Instruction »
From the data that follows, copy every line holding the string "Library".

Supplied information »
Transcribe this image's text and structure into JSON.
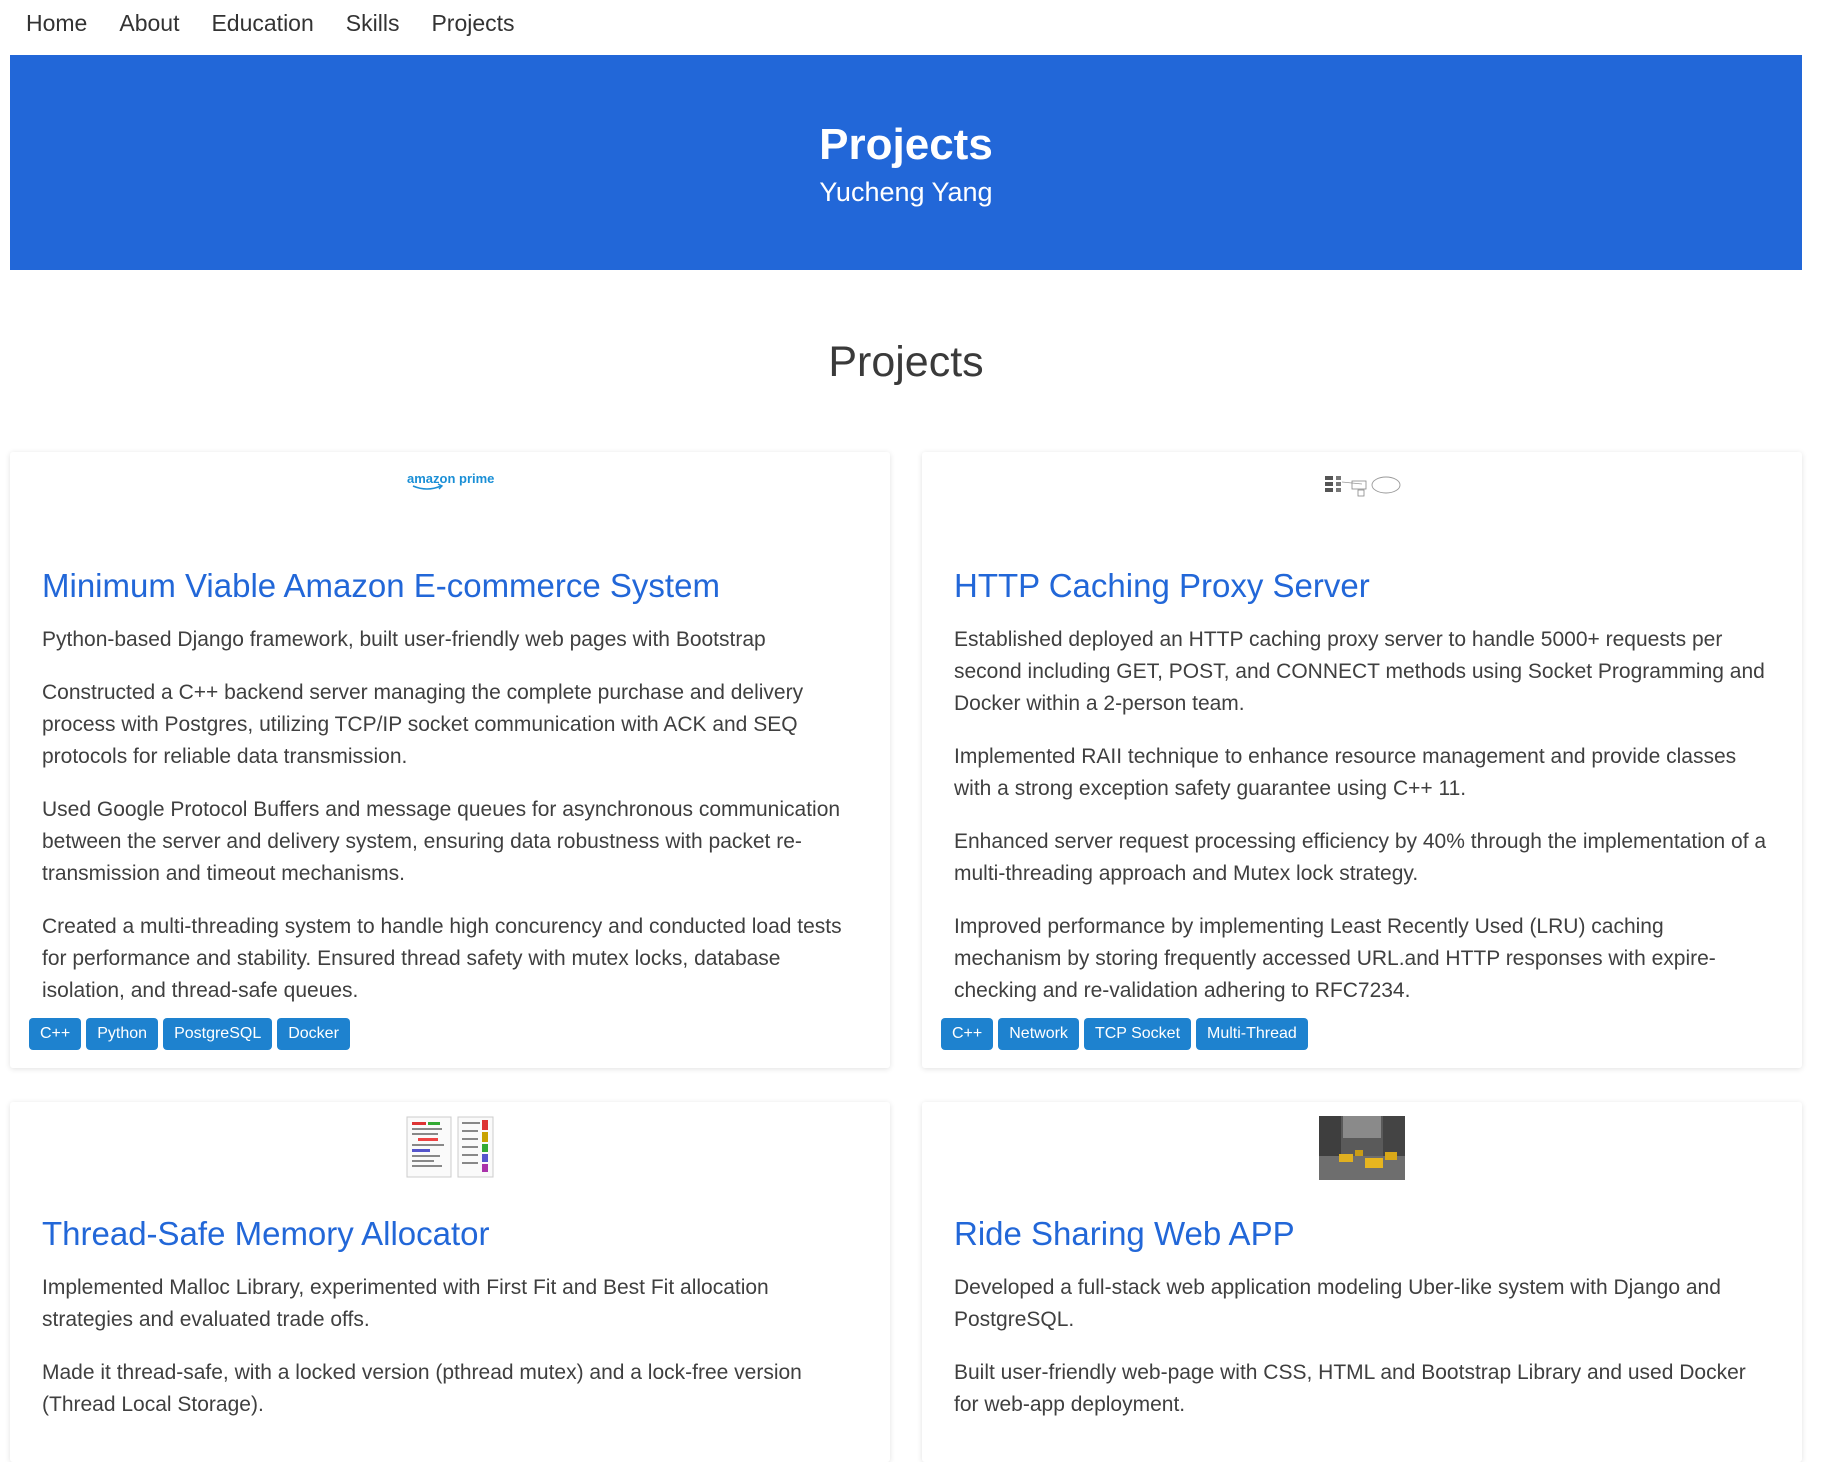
{
  "nav": [
    "Home",
    "About",
    "Education",
    "Skills",
    "Projects"
  ],
  "hero": {
    "title": "Projects",
    "subtitle": "Yucheng Yang"
  },
  "section_title": "Projects",
  "colors": {
    "primary": "#2267d8",
    "tag": "#1e82cf"
  },
  "projects": [
    {
      "image": "amazon-prime-logo",
      "image_text": "amazon prime",
      "title": "Minimum Viable Amazon E-commerce System",
      "paragraphs": [
        "Python-based Django framework, built user-friendly web pages with Bootstrap",
        "Constructed a C++ backend server managing the complete purchase and delivery process with Postgres, utilizing TCP/IP socket communication with ACK and SEQ protocols for reliable data transmission.",
        "Used Google Protocol Buffers and message queues for asynchronous communication between the server and delivery system, ensuring data robustness with packet re-transmission and timeout mechanisms.",
        "Created a multi-threading system to handle high concurency and conducted load tests for performance and stability. Ensured thread safety with mutex locks, database isolation, and thread-safe queues."
      ],
      "tags": [
        "C++",
        "Python",
        "PostgreSQL",
        "Docker"
      ]
    },
    {
      "image": "proxy-diagram-thumbnail",
      "title": "HTTP Caching Proxy Server",
      "paragraphs": [
        "Established deployed an HTTP caching proxy server to handle 5000+ requests per second including GET, POST, and CONNECT methods using Socket Programming and Docker within a 2-person team.",
        "Implemented RAII technique to enhance resource management and provide classes with a strong exception safety guarantee using C++ 11.",
        "Enhanced server request processing efficiency by 40% through the implementation of a multi-threading approach and Mutex lock strategy.",
        "Improved performance by implementing Least Recently Used (LRU) caching mechanism by storing frequently accessed URL.and HTTP responses with expire-checking and re-validation adhering to RFC7234."
      ],
      "tags": [
        "C++",
        "Network",
        "TCP Socket",
        "Multi-Thread"
      ]
    },
    {
      "image": "memory-allocator-thumbnail",
      "title": "Thread-Safe Memory Allocator",
      "paragraphs": [
        "Implemented Malloc Library, experimented with First Fit and Best Fit allocation strategies and evaluated trade offs.",
        "Made it thread-safe, with a locked version (pthread mutex) and a lock-free version (Thread Local Storage)."
      ],
      "tags": []
    },
    {
      "image": "street-taxi-photo",
      "title": "Ride Sharing Web APP",
      "paragraphs": [
        "Developed a full-stack web application modeling Uber-like system with Django and PostgreSQL.",
        "Built user-friendly web-page with CSS, HTML and Bootstrap Library and used Docker for web-app deployment."
      ],
      "tags": []
    }
  ]
}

Reply to the exercise »
        "Implemented Malloc Library, experimented with First Fit and Best Fit allocation strategies and evaluated trade offs.",
        "Built user-friendly web-page with CSS, HTML and Bootstrap Library and used Docker for web-app deployment."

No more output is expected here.